-------- MATERIALS PROVIDED --------

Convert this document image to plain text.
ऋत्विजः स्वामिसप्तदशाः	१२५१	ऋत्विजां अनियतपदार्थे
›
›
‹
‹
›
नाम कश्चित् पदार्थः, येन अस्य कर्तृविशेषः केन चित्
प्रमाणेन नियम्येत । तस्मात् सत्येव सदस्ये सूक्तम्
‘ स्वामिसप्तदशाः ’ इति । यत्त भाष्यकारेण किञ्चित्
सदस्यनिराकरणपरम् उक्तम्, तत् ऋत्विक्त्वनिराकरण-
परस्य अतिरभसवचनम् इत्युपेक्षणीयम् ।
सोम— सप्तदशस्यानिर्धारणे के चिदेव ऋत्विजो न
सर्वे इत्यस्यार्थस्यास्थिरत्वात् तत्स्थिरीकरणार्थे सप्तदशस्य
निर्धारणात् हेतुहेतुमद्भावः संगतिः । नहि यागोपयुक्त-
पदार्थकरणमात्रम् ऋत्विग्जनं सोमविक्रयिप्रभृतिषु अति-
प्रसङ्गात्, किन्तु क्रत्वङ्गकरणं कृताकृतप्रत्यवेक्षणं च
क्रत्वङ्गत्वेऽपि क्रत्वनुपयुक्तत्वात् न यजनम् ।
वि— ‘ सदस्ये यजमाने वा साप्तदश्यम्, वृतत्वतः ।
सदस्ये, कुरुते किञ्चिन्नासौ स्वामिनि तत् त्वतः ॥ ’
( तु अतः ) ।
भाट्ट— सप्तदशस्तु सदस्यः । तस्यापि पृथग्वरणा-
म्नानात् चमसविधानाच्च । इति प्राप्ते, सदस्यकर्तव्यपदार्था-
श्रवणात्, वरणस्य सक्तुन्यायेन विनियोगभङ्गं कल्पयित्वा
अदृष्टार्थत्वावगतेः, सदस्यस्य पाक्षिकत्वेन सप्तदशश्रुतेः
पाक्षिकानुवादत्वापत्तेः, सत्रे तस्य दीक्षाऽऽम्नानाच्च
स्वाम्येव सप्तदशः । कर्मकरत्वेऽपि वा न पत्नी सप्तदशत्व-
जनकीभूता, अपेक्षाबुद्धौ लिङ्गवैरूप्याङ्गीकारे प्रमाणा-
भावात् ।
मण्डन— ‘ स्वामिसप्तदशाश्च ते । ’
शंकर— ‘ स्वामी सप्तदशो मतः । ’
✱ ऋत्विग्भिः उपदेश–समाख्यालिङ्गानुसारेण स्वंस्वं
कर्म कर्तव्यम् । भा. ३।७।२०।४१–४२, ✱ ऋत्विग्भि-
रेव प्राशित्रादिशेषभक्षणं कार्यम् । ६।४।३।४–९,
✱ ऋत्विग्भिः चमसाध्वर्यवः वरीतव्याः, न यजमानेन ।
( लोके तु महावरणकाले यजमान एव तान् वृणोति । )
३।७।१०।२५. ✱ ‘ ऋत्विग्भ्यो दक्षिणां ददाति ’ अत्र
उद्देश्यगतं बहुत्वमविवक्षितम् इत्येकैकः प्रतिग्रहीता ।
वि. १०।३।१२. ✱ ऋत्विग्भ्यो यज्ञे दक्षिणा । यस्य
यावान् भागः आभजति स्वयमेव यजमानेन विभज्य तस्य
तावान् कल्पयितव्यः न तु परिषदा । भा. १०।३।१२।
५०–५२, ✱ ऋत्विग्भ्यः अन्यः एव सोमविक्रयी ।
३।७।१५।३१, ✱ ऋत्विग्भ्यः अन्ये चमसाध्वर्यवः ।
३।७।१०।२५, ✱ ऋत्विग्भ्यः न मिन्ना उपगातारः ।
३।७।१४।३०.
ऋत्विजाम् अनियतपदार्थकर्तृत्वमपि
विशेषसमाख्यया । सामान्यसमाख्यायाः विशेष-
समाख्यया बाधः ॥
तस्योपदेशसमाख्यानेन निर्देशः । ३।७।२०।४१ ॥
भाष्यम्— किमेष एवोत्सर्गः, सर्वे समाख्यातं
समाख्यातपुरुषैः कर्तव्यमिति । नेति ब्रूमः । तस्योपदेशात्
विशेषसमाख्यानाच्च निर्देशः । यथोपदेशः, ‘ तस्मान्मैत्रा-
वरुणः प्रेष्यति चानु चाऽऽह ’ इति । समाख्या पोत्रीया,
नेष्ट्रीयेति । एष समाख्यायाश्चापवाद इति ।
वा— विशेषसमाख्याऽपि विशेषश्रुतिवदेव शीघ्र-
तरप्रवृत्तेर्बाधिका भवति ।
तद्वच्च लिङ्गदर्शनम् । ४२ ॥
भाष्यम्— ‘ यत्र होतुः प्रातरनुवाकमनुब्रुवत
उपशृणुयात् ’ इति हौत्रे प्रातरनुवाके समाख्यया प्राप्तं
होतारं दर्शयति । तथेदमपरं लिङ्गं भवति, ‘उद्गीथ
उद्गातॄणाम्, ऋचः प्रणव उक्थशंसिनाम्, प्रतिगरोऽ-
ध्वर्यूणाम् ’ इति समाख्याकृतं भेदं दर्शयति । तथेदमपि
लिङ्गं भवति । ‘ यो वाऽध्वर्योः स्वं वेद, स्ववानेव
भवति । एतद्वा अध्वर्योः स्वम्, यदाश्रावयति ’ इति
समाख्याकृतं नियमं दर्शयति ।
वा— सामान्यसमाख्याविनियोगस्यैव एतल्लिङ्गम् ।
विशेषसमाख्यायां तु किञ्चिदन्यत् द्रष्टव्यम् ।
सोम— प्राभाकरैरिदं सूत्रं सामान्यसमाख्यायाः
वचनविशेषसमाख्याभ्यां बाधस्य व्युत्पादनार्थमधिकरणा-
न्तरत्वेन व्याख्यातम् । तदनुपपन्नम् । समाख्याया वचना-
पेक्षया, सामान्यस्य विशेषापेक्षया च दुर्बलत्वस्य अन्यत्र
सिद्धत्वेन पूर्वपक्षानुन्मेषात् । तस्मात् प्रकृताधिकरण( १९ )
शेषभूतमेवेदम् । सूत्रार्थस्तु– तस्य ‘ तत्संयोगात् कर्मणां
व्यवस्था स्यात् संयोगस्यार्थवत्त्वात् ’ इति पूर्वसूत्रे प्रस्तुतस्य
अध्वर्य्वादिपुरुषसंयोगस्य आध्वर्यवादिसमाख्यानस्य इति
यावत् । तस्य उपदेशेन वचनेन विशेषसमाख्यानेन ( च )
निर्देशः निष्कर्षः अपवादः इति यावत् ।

--------

[PROBLEM TO WORK ON] Using the material above, work out how many lines contain the string "तदशस". Give that number alone.

[TASK SOLUTION] 3